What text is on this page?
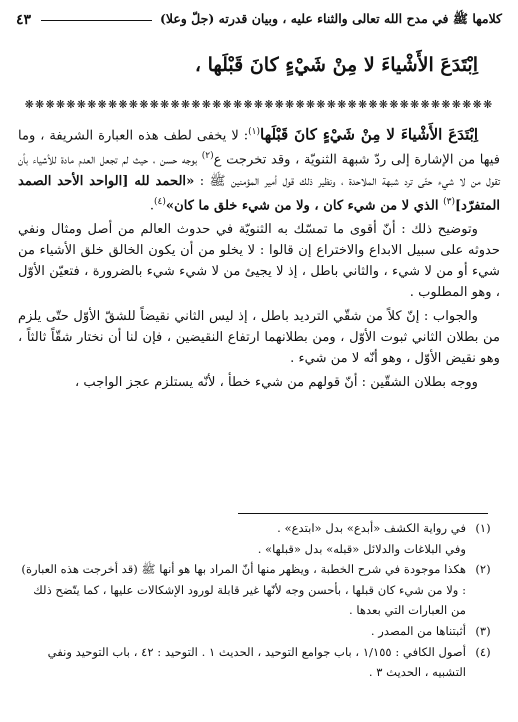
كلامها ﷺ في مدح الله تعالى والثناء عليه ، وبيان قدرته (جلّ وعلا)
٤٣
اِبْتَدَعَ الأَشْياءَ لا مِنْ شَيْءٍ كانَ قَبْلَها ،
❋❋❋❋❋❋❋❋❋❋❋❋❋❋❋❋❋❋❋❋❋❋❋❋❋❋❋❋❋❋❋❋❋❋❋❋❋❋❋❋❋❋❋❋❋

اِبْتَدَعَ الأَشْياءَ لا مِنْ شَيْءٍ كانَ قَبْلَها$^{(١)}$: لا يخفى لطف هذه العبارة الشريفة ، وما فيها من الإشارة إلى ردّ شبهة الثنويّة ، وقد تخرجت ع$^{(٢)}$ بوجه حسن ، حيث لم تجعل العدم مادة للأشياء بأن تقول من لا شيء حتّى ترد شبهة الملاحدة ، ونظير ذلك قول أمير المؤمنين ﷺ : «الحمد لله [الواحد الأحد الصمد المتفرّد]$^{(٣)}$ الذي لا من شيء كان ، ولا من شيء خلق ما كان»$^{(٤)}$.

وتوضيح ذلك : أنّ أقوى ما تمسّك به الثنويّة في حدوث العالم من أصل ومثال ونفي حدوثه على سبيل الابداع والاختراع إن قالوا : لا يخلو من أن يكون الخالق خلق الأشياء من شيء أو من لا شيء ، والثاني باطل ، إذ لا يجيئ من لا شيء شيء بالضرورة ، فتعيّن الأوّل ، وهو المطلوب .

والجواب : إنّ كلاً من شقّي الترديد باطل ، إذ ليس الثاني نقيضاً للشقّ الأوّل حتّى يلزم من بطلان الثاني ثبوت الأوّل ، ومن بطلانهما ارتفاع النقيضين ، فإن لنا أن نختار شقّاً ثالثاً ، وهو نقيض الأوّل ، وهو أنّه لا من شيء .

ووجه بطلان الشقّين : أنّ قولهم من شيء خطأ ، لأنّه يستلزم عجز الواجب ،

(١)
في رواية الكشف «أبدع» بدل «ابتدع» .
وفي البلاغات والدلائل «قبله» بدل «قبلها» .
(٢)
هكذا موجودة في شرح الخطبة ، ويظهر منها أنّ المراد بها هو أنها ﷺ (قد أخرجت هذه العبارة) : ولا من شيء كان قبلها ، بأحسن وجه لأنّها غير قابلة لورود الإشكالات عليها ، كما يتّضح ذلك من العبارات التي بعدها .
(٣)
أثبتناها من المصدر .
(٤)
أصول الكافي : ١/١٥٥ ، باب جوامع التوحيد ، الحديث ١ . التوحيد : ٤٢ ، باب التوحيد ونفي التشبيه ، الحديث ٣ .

------------------------

● The exercise
Write the listing out a second time exactly, dropping all images.

● Written solution
What text is on this page?
كلامها ﷺ في مدح الله تعالى والثناء عليه ، وبيان قدرته (جلّ وعلا)
٤٣
اِبْتَدَعَ الأَشْياءَ لا مِنْ شَيْءٍ كانَ قَبْلَها ،
❋❋❋❋❋❋❋❋❋❋❋❋❋❋❋❋❋❋❋❋❋❋❋❋❋❋❋❋❋❋❋❋❋❋❋❋❋❋❋❋❋❋❋❋❋

اِبْتَدَعَ الأَشْياءَ لا مِنْ شَيْءٍ كانَ قَبْلَها$^{(١)}$: لا يخفى لطف هذه العبارة الشريفة ، وما فيها من الإشارة إلى ردّ شبهة الثنويّة ، وقد تخرجت ع$^{(٢)}$ بوجه حسن ، حيث لم تجعل العدم مادة للأشياء بأن تقول من لا شيء حتّى ترد شبهة الملاحدة ، ونظير ذلك قول أمير المؤمنين ﷺ : «الحمد لله [الواحد الأحد الصمد المتفرّد]$^{(٣)}$ الذي لا من شيء كان ، ولا من شيء خلق ما كان»$^{(٤)}$.

وتوضيح ذلك : أنّ أقوى ما تمسّك به الثنويّة في حدوث العالم من أصل ومثال ونفي حدوثه على سبيل الابداع والاختراع إن قالوا : لا يخلو من أن يكون الخالق خلق الأشياء من شيء أو من لا شيء ، والثاني باطل ، إذ لا يجيئ من لا شيء شيء بالضرورة ، فتعيّن الأوّل ، وهو المطلوب .

والجواب : إنّ كلاً من شقّي الترديد باطل ، إذ ليس الثاني نقيضاً للشقّ الأوّل حتّى يلزم من بطلان الثاني ثبوت الأوّل ، ومن بطلانهما ارتفاع النقيضين ، فإن لنا أن نختار شقّاً ثالثاً ، وهو نقيض الأوّل ، وهو أنّه لا من شيء .

ووجه بطلان الشقّين : أنّ قولهم من شيء خطأ ، لأنّه يستلزم عجز الواجب ،

(١)
في رواية الكشف «أبدع» بدل «ابتدع» .
وفي البلاغات والدلائل «قبله» بدل «قبلها» .
(٢)
هكذا موجودة في شرح الخطبة ، ويظهر منها أنّ المراد بها هو أنها ﷺ (قد أخرجت هذه العبارة) : ولا من شيء كان قبلها ، بأحسن وجه لأنّها غير قابلة لورود الإشكالات عليها ، كما يتّضح ذلك من العبارات التي بعدها .
(٣)
أثبتناها من المصدر .
(٤)
أصول الكافي : ١/١٥٥ ، باب جوامع التوحيد ، الحديث ١ . التوحيد : ٤٢ ، باب التوحيد ونفي التشبيه ، الحديث ٣ .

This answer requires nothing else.